## [Raw records]
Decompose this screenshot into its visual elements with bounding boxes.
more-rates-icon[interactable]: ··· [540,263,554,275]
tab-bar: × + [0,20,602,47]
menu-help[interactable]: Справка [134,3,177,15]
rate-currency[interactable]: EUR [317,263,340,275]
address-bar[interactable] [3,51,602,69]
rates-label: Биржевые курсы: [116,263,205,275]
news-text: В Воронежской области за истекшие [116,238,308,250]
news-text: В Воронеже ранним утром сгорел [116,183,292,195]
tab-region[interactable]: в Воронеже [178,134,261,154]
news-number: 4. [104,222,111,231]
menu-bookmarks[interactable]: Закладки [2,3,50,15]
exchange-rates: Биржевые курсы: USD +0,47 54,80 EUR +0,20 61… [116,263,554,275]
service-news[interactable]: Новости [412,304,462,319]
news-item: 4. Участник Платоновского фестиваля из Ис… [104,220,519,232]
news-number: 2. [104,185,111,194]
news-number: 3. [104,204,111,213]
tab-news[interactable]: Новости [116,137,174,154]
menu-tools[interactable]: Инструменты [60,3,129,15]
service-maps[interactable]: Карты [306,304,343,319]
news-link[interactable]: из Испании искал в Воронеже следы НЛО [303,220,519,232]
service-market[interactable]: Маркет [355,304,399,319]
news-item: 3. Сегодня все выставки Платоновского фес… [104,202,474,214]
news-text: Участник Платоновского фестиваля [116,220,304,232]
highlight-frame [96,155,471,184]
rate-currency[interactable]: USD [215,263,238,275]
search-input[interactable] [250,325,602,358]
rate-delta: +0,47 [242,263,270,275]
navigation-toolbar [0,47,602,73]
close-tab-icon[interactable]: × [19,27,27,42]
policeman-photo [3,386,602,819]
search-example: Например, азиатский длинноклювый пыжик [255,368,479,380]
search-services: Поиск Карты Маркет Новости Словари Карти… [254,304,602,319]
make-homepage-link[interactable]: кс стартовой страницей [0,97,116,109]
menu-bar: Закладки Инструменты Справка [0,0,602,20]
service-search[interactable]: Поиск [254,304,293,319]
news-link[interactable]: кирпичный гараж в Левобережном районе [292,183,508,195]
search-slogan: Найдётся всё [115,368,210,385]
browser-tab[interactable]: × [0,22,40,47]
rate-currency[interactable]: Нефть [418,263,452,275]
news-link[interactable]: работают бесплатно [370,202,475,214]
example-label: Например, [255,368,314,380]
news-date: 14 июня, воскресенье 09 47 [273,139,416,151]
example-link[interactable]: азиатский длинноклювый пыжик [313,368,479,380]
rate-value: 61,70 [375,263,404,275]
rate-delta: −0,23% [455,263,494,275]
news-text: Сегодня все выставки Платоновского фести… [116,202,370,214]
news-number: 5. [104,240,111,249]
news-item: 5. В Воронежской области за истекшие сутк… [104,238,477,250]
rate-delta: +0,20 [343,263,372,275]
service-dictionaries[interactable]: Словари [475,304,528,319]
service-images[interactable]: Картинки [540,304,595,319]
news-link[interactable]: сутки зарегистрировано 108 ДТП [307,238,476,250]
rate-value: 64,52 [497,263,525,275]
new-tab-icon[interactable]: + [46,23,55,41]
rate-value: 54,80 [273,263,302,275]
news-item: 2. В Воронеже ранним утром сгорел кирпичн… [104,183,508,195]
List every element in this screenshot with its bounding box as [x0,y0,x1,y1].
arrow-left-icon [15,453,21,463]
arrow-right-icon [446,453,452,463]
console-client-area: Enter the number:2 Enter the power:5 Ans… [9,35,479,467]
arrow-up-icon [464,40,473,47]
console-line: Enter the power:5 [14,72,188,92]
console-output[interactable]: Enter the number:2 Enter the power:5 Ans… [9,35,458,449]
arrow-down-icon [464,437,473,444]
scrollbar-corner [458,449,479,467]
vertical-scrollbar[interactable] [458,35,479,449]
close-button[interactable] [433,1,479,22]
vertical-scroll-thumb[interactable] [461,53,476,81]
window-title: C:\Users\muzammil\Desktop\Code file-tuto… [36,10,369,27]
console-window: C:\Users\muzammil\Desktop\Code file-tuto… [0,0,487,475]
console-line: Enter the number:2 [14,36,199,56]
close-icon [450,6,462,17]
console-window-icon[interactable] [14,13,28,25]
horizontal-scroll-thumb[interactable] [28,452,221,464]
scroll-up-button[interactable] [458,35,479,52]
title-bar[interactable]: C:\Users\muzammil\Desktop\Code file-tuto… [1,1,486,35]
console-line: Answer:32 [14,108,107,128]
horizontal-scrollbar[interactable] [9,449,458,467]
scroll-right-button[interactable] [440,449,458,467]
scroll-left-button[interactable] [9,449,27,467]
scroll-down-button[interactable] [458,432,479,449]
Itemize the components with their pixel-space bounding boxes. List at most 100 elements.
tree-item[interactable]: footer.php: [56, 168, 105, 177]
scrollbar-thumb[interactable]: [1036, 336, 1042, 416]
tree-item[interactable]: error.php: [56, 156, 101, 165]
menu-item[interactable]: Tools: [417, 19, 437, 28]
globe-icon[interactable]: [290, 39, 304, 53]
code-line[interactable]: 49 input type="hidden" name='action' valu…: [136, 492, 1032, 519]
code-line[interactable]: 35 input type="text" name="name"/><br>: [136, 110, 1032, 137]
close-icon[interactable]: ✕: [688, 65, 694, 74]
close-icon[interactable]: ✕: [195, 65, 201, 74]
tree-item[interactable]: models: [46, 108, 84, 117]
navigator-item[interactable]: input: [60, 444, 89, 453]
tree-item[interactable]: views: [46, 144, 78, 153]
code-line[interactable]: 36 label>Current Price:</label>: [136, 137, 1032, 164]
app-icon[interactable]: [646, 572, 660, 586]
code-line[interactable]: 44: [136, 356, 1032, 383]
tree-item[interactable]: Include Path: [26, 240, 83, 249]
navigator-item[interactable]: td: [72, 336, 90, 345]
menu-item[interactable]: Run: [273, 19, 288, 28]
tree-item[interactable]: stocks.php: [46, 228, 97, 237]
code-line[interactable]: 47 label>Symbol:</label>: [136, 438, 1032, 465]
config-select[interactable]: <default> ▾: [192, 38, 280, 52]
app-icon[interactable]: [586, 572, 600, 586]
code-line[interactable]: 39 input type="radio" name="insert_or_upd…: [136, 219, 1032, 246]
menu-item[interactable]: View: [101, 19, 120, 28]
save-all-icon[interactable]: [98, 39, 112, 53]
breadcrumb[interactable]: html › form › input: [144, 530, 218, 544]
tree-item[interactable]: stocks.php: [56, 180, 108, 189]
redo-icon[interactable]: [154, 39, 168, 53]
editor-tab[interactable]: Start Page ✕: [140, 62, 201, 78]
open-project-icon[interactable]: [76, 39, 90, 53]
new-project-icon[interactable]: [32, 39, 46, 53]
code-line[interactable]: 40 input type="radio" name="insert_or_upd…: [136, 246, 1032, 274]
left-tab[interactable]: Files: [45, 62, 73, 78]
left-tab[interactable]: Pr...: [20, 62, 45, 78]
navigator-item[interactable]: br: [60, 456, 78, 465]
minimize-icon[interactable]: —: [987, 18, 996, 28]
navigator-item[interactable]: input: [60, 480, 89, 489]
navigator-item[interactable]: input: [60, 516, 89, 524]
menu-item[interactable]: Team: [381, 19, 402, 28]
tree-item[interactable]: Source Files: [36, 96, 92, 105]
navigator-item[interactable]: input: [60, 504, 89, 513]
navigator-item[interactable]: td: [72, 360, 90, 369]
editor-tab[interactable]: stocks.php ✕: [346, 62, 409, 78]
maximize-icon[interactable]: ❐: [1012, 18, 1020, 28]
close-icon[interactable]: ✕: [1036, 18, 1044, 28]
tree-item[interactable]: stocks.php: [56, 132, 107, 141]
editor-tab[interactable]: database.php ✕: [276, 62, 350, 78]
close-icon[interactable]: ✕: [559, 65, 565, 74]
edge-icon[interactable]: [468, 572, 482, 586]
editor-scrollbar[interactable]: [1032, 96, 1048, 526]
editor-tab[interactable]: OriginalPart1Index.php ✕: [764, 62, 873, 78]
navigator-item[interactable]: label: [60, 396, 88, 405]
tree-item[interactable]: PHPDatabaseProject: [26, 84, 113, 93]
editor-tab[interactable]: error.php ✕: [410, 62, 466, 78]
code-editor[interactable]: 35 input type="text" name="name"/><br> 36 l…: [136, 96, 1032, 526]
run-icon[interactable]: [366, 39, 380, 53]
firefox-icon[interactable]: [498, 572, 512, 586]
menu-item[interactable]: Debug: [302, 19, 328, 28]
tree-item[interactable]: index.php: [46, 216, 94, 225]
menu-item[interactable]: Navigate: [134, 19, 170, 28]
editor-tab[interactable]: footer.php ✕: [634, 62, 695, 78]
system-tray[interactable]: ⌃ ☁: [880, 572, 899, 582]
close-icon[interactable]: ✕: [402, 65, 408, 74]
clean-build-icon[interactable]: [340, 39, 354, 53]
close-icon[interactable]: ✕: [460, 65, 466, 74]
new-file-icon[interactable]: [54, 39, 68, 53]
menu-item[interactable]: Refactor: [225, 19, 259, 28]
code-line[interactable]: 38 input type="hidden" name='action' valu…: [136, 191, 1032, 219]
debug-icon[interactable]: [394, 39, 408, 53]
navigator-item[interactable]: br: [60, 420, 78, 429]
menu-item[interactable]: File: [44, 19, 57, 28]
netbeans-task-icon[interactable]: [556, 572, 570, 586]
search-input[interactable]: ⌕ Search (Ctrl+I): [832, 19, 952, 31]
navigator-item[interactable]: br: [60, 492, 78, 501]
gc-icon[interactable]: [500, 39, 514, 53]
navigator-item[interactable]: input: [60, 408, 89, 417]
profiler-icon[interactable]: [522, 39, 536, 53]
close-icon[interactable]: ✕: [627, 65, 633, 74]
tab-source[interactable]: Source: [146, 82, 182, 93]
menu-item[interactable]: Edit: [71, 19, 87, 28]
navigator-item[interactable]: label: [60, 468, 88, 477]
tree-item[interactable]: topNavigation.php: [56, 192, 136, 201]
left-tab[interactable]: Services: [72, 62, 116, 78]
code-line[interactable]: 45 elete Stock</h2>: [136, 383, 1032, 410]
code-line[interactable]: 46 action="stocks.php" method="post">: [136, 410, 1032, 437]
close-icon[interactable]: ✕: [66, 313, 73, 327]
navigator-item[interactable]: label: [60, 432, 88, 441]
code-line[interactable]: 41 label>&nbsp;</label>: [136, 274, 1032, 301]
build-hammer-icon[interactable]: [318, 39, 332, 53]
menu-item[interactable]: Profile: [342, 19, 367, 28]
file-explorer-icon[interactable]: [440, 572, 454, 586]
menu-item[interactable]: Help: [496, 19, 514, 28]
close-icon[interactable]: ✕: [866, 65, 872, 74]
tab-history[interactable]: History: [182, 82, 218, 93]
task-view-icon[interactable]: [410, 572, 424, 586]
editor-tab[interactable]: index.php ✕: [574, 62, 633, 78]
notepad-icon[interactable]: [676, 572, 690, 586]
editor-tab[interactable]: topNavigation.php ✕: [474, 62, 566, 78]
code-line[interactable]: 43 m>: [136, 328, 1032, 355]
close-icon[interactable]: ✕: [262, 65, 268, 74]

## [Aim]
Reproduce the material from its first line through the line containing "news-text: В Воронежской", with both ends included.

## [Output for this task]
Decompose this screenshot into its visual elements with bounding boxes.
more-rates-icon[interactable]: ··· [540,263,554,275]
tab-bar: × + [0,20,602,47]
menu-help[interactable]: Справка [134,3,177,15]
rate-currency[interactable]: EUR [317,263,340,275]
address-bar[interactable] [3,51,602,69]
rates-label: Биржевые курсы: [116,263,205,275]
news-text: В Воронежской области за истекшие [116,238,308,250]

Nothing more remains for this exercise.